STATED EXERCISE: Please output the records below in full, exactly as given, but without the images.
:::::
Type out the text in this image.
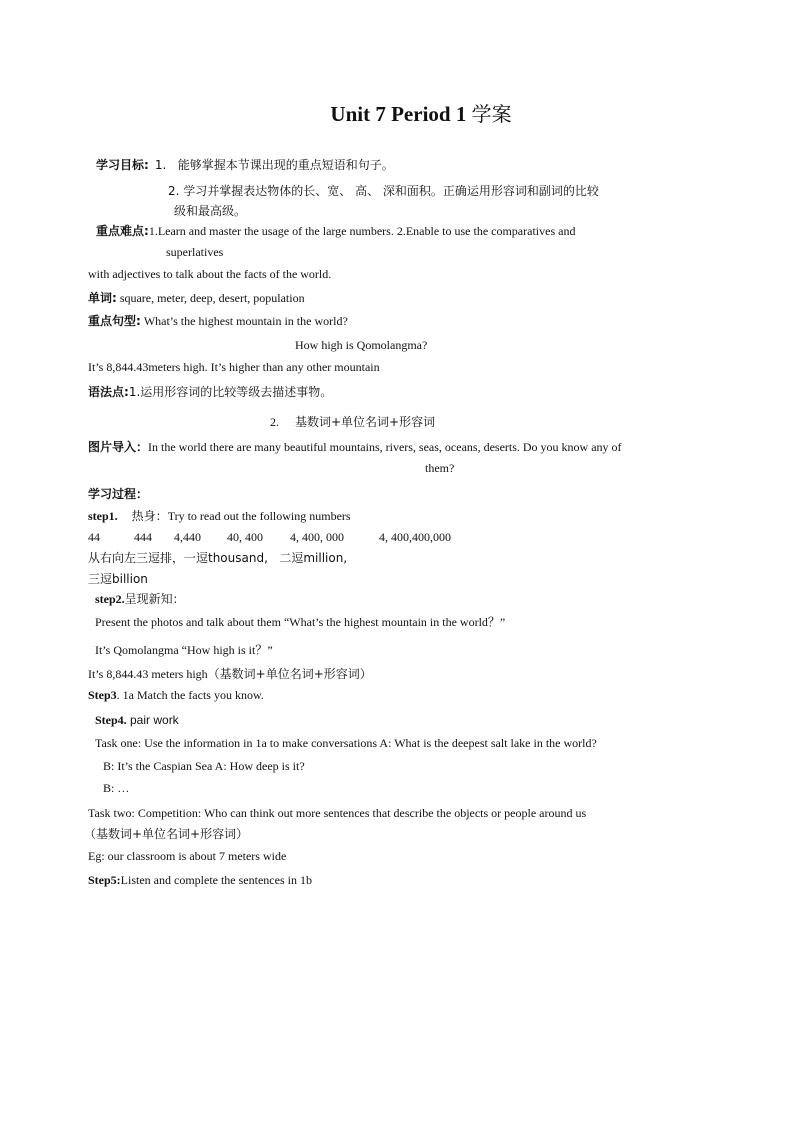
Unit 7 Period 1 学案
学习目标: 1.   能够掌握本节课出现的重点短语和句子。
2. 学习并掌握表达物体的长、宽、 高、 深和面积。正确运用形容词和副词的比较
级和最高级。
重点难点:1.Learn and master the usage of the large numbers. 2.Enable to use the comparatives and
superlatives
with adjectives to talk about the facts of the world.
单词: square, meter, deep, desert, population
重点句型: What’s the highest mountain in the world?
How high is Qomolangma?
It’s 8,844.43meters high. It’s higher than any other mountain
语法点:1.运用形容词的比较等级去描述事物。
2. 基数词+单位名词+形容词
图片导入：In the world there are many beautiful mountains, rivers, seas, oceans, deserts. Do you know any of
them?
学习过程：
step1. 热身：Try to read out the following numbers
44	444 4,440 40, 400 4, 400, 000	4, 400,400,000
从右向左三逗排，一逗thousand,   二逗million,
三逗billion
step2.呈现新知：
Present the photos and talk about them “What’s the highest mountain in the world？”
It’s Qomolangma “How high is it？”
It’s 8,844.43 meters high（基数词+单位名词+形容词）
Step3. 1a Match the facts you know.
Step4. pair work
Task one: Use the information in 1a to make conversations A: What is the deepest salt lake in the world?
B: It’s the Caspian Sea A: How deep is it?
B: …
Task two: Competition: Who can think out more sentences that describe the objects or people around us
（基数词+单位名词+形容词）
Eg: our classroom is about 7 meters wide
Step5:Listen and complete the sentences in 1b
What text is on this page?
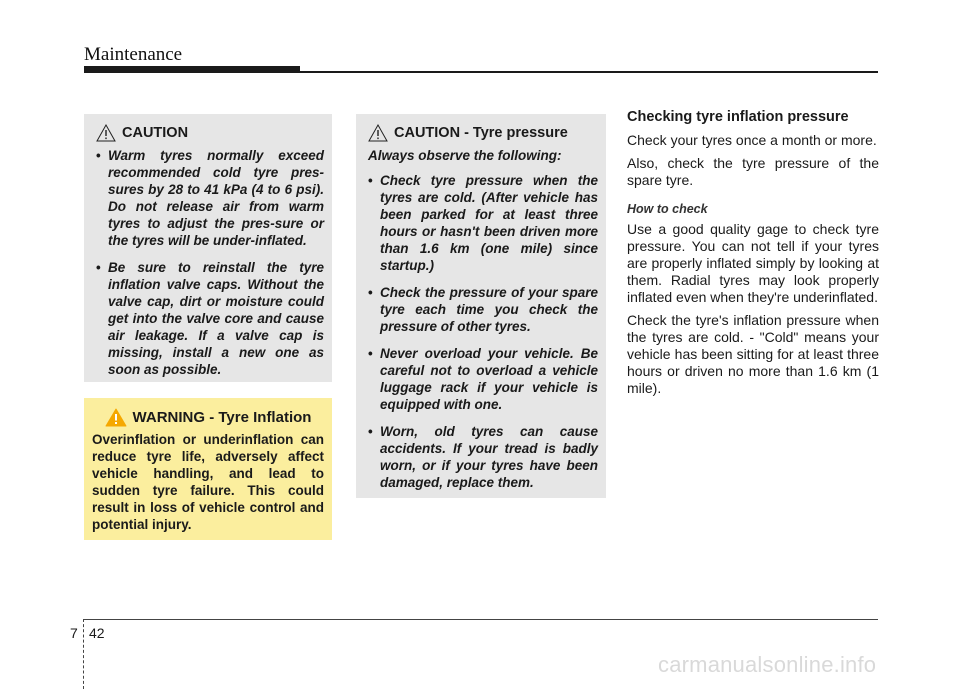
Maintenance
CAUTION
• Warm tyres normally exceed recommended cold tyre pres-sures by 28 to 41 kPa (4 to 6 psi). Do not release air from warm tyres to adjust the pres-sure or the tyres will be under-inflated.
• Be sure to reinstall the tyre inflation valve caps. Without the valve cap, dirt or moisture could get into the valve core and cause air leakage. If a valve cap is missing, install a new one as soon as possible.
WARNING - Tyre Inflation
Overinflation or underinflation can reduce tyre life, adversely affect vehicle handling, and lead to sudden tyre failure. This could result in loss of vehicle control and potential injury.
CAUTION - Tyre pressure
Always observe the following:
• Check tyre pressure when the tyres are cold. (After vehicle has been parked for at least three hours or hasn't been driven more than 1.6 km (one mile) since startup.)
• Check the pressure of your spare tyre each time you check the pressure of other tyres.
• Never overload your vehicle. Be careful not to overload a vehicle luggage rack if your vehicle is equipped with one.
• Worn, old tyres can cause accidents. If your tread is badly worn, or if your tyres have been damaged, replace them.
Checking tyre inflation pressure

Check your tyres once a month or more.

Also, check the tyre pressure of the spare tyre.

How to check

Use a good quality gage to check tyre pressure. You can not tell if your tyres are properly inflated simply by looking at them. Radial tyres may look properly inflated even when they're underinflated.

Check the tyre's inflation pressure when the tyres are cold. - "Cold" means your vehicle has been sitting for at least three hours or driven no more than 1.6 km (1 mile).

7 42
carmanualsonline.info
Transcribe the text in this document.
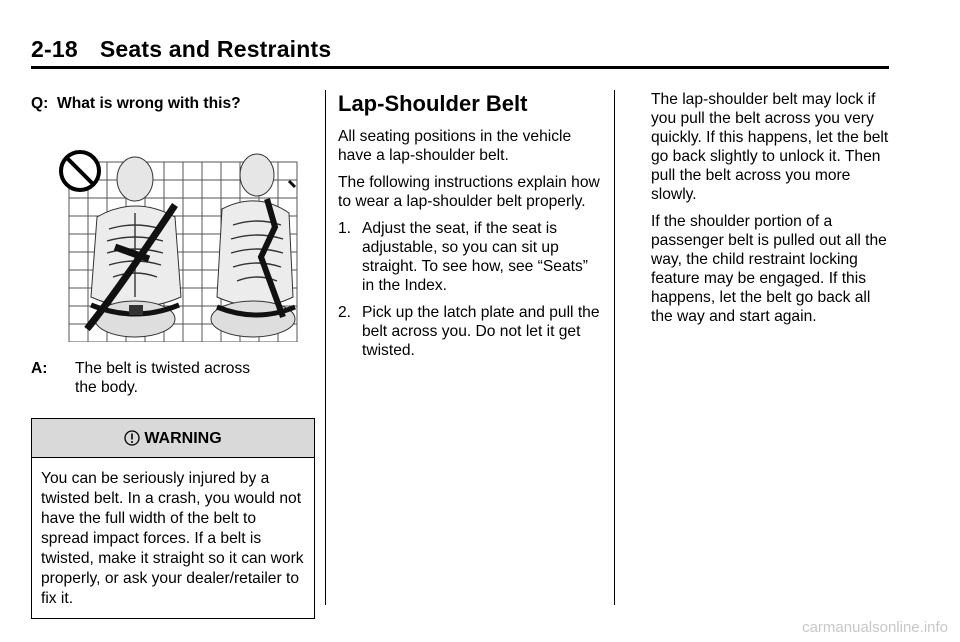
2-18 Seats and Restraints
Q: What is wrong with this?
A:	The belt is twisted across the body.
WARNING
You can be seriously injured by a twisted belt. In a crash, you would not have the full width of the belt to spread impact forces. If a belt is twisted, make it straight so it can work properly, or ask your dealer/retailer to fix it.
Lap-Shoulder Belt

All seating positions in the vehicle have a lap-shoulder belt.

The following instructions explain how to wear a lap-shoulder belt properly.

1. Adjust the seat, if the seat is adjustable, so you can sit up straight. To see how, see “Seats” in the Index.
2. Pick up the latch plate and pull the belt across you. Do not let it get twisted.

The lap-shoulder belt may lock if you pull the belt across you very quickly. If this happens, let the belt go back slightly to unlock it. Then pull the belt across you more slowly.

If the shoulder portion of a passenger belt is pulled out all the way, the child restraint locking feature may be engaged. If this happens, let the belt go back all the way and start again.

carmanualsonline.info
:::::
ANSWER IN FULL:
Type out the text in this image.
Unit 7 Period 1 学案
学习目标: 1.   能够掌握本节课出现的重点短语和句子。
2. 学习并掌握表达物体的长、宽、 高、 深和面积。正确运用形容词和副词的比较
级和最高级。
重点难点:1.Learn and master the usage of the large numbers. 2.Enable to use the comparatives and
superlatives
with adjectives to talk about the facts of the world.
单词: square, meter, deep, desert, population
重点句型: What’s the highest mountain in the world?
How high is Qomolangma?
It’s 8,844.43meters high. It’s higher than any other mountain
语法点:1.运用形容词的比较等级去描述事物。
2. 基数词+单位名词+形容词
图片导入：In the world there are many beautiful mountains, rivers, seas, oceans, deserts. Do you know any of
them?
学习过程：
step1. 热身：Try to read out the following numbers
44	444 4,440 40, 400 4, 400, 000	4, 400,400,000
从右向左三逗排，一逗thousand,   二逗million,
三逗billion
step2.呈现新知：
Present the photos and talk about them “What’s the highest mountain in the world？”
It’s Qomolangma “How high is it？”
It’s 8,844.43 meters high（基数词+单位名词+形容词）
Step3. 1a Match the facts you know.
Step4. pair work
Task one: Use the information in 1a to make conversations A: What is the deepest salt lake in the world?
B: It’s the Caspian Sea A: How deep is it?
B: …
Task two: Competition: Who can think out more sentences that describe the objects or people around us
（基数词+单位名词+形容词）
Eg: our classroom is about 7 meters wide
Step5:Listen and complete the sentences in 1b
What text is on this page?
Maintenance
CAUTION
• Warm tyres normally exceed recommended cold tyre pres-sures by 28 to 41 kPa (4 to 6 psi). Do not release air from warm tyres to adjust the pres-sure or the tyres will be under-inflated.
• Be sure to reinstall the tyre inflation valve caps. Without the valve cap, dirt or moisture could get into the valve core and cause air leakage. If a valve cap is missing, install a new one as soon as possible.
WARNING - Tyre Inflation
Overinflation or underinflation can reduce tyre life, adversely affect vehicle handling, and lead to sudden tyre failure. This could result in loss of vehicle control and potential injury.
CAUTION - Tyre pressure
Always observe the following:
• Check tyre pressure when the tyres are cold. (After vehicle has been parked for at least three hours or hasn't been driven more than 1.6 km (one mile) since startup.)
• Check the pressure of your spare tyre each time you check the pressure of other tyres.
• Never overload your vehicle. Be careful not to overload a vehicle luggage rack if your vehicle is equipped with one.
• Worn, old tyres can cause accidents. If your tread is badly worn, or if your tyres have been damaged, replace them.
Checking tyre inflation pressure

Check your tyres once a month or more.

Also, check the tyre pressure of the spare tyre.

How to check

Use a good quality gage to check tyre pressure. You can not tell if your tyres are properly inflated simply by looking at them. Radial tyres may look properly inflated even when they're underinflated.

Check the tyre's inflation pressure when the tyres are cold. - "Cold" means your vehicle has been sitting for at least three hours or driven no more than 1.6 km (1 mile).

7 42
carmanualsonline.info
Transcribe the text in this document.
2-18 Seats and Restraints
Q: What is wrong with this?
A:	The belt is twisted across the body.
WARNING
You can be seriously injured by a twisted belt. In a crash, you would not have the full width of the belt to spread impact forces. If a belt is twisted, make it straight so it can work properly, or ask your dealer/retailer to fix it.
Lap-Shoulder Belt

All seating positions in the vehicle have a lap-shoulder belt.

The following instructions explain how to wear a lap-shoulder belt properly.

1. Adjust the seat, if the seat is adjustable, so you can sit up straight. To see how, see “Seats” in the Index.
2. Pick up the latch plate and pull the belt across you. Do not let it get twisted.

The lap-shoulder belt may lock if you pull the belt across you very quickly. If this happens, let the belt go back slightly to unlock it. Then pull the belt across you more slowly.

If the shoulder portion of a passenger belt is pulled out all the way, the child restraint locking feature may be engaged. If this happens, let the belt go back all the way and start again.

carmanualsonline.info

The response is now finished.